**Information provided**:
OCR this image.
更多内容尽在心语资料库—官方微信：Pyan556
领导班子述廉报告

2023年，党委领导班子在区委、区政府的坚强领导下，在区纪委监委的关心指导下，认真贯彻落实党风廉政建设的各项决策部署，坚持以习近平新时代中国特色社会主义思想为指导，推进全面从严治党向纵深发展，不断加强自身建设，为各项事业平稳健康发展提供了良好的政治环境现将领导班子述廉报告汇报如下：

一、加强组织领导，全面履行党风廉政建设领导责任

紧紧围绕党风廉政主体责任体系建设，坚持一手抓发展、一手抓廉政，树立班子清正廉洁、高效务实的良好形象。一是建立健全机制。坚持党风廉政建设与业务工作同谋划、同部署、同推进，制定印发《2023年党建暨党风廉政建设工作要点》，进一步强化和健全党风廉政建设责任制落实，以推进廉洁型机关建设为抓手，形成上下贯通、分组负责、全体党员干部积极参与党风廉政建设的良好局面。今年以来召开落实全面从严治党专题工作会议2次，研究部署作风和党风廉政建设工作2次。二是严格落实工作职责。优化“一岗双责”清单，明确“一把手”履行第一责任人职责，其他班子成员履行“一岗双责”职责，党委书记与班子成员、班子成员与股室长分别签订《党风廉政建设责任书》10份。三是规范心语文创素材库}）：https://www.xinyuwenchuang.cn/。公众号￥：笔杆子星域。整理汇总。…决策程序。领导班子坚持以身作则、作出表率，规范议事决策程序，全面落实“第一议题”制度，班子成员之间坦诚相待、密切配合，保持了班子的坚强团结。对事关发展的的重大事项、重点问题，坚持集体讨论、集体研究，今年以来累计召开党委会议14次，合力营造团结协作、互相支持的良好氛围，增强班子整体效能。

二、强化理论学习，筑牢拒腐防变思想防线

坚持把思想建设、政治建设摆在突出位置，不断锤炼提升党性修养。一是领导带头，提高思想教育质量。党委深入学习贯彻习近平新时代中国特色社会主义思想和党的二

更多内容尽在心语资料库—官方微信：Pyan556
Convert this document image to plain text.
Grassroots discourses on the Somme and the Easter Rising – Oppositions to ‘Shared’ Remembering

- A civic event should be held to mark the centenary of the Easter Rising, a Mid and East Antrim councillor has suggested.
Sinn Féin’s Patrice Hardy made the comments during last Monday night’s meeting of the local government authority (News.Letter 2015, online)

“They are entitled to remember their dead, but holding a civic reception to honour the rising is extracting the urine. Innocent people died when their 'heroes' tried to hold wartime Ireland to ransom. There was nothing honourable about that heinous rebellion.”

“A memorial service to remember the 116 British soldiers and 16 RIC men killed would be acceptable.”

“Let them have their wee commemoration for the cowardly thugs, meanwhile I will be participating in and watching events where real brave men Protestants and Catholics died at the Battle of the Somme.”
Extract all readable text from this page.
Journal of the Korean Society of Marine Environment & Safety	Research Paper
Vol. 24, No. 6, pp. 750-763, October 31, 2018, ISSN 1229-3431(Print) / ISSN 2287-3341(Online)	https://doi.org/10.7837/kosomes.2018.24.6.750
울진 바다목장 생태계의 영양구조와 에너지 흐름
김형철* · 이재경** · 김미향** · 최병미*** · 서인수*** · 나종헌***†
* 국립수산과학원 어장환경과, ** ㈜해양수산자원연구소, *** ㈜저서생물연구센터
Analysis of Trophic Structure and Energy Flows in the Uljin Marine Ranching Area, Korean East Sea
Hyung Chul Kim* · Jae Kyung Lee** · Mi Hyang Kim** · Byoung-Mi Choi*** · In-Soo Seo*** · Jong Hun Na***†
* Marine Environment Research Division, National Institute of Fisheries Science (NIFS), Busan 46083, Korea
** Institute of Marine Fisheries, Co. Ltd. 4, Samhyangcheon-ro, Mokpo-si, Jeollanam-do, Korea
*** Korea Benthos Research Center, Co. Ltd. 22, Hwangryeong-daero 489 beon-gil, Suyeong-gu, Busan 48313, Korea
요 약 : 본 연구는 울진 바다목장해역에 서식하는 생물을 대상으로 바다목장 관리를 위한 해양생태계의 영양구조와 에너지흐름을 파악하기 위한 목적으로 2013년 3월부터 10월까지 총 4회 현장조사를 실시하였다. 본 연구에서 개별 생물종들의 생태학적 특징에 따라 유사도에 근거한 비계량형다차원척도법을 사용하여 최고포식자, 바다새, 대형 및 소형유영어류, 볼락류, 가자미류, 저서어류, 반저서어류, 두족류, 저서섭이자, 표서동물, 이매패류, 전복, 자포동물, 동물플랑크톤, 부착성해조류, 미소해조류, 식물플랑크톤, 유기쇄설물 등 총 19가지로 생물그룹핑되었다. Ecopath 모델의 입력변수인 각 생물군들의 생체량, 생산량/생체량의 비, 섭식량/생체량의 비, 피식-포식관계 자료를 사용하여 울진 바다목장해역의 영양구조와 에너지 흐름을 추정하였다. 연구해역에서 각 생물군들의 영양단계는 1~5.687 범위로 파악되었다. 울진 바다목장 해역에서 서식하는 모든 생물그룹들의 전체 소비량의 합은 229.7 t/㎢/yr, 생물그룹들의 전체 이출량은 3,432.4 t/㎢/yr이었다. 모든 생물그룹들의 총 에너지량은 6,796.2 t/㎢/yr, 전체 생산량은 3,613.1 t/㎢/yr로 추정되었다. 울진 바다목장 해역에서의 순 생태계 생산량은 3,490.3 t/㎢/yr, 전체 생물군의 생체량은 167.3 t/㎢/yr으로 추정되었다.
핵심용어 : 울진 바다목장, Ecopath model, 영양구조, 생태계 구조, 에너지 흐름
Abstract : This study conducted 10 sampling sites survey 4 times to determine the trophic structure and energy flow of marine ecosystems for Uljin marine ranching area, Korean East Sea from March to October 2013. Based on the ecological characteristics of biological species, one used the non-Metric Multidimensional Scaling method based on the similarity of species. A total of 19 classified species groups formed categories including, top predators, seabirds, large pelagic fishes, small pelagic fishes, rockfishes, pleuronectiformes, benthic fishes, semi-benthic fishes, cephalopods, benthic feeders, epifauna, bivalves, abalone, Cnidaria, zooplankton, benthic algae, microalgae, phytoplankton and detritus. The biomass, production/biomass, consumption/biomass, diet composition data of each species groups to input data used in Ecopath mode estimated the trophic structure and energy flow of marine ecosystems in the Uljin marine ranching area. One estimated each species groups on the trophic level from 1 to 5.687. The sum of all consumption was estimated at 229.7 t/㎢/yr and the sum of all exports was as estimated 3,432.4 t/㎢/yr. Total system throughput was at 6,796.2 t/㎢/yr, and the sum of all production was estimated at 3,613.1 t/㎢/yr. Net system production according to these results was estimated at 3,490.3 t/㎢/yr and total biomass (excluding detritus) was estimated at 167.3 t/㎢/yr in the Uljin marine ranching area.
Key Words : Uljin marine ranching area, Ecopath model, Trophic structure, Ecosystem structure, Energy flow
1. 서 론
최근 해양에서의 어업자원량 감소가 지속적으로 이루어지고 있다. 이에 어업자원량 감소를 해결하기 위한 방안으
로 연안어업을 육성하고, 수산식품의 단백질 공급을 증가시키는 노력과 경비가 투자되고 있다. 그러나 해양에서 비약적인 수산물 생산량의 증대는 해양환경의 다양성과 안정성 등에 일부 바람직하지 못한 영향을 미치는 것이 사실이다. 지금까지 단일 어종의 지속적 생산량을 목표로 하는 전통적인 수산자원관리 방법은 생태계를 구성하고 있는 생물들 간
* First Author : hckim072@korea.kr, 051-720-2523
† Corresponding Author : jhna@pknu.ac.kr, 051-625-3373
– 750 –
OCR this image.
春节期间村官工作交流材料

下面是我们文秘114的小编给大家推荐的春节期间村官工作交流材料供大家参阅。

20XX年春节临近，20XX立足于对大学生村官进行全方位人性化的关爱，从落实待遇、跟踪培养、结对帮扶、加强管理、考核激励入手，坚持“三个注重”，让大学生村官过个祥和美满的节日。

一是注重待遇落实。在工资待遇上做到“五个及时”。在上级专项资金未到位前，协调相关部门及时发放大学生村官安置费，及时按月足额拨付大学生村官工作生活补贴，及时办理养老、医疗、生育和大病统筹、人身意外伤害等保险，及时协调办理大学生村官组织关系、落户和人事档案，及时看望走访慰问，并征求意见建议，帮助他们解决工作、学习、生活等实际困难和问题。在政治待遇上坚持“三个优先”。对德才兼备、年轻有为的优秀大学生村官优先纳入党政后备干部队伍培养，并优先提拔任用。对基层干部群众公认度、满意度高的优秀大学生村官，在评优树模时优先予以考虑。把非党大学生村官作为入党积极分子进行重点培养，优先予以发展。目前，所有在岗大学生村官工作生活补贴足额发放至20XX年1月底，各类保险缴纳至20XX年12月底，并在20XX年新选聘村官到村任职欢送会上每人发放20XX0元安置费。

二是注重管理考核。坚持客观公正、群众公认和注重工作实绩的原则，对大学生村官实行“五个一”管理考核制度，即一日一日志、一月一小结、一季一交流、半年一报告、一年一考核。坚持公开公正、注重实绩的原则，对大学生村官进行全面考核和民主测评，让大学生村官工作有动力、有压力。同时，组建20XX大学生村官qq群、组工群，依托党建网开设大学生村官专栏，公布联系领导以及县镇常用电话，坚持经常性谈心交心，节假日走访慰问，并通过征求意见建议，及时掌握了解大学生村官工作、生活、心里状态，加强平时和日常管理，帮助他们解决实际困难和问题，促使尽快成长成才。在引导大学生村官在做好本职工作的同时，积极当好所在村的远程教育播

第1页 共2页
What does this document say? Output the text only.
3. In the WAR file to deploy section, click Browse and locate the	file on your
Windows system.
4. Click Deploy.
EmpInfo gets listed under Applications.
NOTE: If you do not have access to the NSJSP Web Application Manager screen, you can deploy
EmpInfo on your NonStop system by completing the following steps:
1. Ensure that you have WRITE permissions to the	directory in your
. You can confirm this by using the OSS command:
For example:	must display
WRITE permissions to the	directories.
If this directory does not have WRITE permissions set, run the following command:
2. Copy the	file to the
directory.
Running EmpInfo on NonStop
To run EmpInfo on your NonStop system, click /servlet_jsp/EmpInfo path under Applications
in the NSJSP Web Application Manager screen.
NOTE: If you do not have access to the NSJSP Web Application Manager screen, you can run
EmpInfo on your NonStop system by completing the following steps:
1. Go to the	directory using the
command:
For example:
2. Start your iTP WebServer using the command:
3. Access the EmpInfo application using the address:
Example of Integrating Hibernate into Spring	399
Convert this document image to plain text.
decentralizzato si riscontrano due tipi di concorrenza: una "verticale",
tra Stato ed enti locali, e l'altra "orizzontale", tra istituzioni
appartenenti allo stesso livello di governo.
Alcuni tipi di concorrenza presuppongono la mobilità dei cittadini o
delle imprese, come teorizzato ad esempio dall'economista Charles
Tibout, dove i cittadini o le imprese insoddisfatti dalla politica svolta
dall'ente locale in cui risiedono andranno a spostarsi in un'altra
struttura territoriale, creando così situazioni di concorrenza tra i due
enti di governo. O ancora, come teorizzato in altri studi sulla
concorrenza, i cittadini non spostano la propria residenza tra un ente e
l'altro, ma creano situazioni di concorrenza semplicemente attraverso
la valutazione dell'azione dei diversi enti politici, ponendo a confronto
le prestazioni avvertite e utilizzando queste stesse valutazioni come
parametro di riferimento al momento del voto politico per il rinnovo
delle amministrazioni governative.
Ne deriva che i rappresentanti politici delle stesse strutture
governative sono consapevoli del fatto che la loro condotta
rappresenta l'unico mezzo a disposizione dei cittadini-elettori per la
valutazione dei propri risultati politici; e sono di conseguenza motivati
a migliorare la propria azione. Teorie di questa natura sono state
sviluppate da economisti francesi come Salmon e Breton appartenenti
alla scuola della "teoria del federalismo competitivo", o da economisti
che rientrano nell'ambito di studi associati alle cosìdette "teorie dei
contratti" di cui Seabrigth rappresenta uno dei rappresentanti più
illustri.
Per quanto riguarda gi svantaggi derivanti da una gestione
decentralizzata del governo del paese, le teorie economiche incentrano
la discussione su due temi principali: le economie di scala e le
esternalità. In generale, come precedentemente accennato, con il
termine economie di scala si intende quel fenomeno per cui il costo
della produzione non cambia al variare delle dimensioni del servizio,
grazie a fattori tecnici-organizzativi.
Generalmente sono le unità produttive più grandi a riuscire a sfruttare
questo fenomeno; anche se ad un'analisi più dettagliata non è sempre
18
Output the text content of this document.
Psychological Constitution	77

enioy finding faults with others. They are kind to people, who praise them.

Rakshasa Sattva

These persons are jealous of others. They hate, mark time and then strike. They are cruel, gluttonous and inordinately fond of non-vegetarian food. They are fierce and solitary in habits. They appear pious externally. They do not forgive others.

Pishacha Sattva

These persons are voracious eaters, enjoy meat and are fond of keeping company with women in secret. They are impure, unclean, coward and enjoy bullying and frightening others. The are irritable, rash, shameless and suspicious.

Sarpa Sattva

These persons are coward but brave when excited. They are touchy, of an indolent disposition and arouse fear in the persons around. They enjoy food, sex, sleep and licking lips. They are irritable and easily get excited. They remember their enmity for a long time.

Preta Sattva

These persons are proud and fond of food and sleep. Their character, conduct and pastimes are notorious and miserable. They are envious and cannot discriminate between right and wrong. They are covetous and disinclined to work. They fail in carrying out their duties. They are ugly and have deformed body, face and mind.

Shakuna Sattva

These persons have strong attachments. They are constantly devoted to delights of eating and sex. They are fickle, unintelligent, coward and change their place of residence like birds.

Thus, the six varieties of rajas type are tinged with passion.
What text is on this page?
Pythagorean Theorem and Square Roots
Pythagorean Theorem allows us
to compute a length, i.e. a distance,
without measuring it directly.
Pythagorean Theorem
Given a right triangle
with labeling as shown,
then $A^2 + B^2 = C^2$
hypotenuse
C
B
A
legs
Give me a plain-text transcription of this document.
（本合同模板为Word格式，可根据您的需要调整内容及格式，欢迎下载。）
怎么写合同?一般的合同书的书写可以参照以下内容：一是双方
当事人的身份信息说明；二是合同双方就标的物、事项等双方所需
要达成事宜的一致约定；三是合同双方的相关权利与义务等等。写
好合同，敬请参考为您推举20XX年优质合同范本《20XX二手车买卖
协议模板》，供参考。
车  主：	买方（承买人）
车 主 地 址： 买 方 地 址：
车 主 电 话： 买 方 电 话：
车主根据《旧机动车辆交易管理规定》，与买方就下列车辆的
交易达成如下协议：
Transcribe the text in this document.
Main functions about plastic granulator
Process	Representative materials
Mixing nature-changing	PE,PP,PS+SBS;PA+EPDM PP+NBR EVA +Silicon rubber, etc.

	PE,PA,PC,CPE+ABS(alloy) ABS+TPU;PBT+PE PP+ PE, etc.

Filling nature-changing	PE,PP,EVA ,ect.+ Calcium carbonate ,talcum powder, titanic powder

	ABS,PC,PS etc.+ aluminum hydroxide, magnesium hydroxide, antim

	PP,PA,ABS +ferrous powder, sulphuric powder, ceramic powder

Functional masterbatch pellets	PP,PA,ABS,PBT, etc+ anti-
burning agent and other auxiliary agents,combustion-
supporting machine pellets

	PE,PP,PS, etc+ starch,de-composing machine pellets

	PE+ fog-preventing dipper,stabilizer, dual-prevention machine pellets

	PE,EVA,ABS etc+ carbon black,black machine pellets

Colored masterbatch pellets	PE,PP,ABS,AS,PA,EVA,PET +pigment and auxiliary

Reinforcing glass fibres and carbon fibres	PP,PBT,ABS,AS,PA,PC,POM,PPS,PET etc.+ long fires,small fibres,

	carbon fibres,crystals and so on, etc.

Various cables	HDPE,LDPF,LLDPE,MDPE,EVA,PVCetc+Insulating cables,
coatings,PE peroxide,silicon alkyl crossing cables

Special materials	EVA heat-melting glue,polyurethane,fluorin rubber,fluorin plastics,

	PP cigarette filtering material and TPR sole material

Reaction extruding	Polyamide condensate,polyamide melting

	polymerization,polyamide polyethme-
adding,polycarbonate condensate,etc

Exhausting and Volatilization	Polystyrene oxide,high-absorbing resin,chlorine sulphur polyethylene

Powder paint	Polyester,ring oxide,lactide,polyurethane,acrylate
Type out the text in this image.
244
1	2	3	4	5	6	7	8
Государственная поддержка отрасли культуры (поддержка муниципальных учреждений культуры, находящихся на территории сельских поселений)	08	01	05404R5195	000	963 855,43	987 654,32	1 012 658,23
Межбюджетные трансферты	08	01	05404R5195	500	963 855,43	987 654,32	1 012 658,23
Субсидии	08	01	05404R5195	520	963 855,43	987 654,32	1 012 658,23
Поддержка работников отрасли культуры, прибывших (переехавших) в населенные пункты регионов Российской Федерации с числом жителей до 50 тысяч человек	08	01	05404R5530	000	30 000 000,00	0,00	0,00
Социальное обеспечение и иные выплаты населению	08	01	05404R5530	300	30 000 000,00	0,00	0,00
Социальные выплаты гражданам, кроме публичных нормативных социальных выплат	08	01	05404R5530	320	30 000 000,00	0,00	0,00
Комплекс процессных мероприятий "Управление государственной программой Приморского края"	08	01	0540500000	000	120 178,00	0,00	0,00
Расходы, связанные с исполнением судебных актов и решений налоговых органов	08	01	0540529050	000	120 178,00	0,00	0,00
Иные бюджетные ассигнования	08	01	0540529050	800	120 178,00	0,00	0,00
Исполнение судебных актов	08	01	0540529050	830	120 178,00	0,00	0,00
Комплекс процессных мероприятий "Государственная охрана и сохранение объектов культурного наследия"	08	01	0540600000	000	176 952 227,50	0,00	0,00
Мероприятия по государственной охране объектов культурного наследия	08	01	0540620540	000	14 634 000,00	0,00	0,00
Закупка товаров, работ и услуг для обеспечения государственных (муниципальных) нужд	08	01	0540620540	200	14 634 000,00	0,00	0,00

**What needs to be done**: Show all lines from the records above where the word "NonStop" occurs.

**Result of this task**:
EmpInfo on your NonStop system by completing the following steps:
Running EmpInfo on NonStop
To run EmpInfo on your NonStop system, click /servlet_jsp/EmpInfo path under Applications
EmpInfo on your NonStop system by completing the following steps:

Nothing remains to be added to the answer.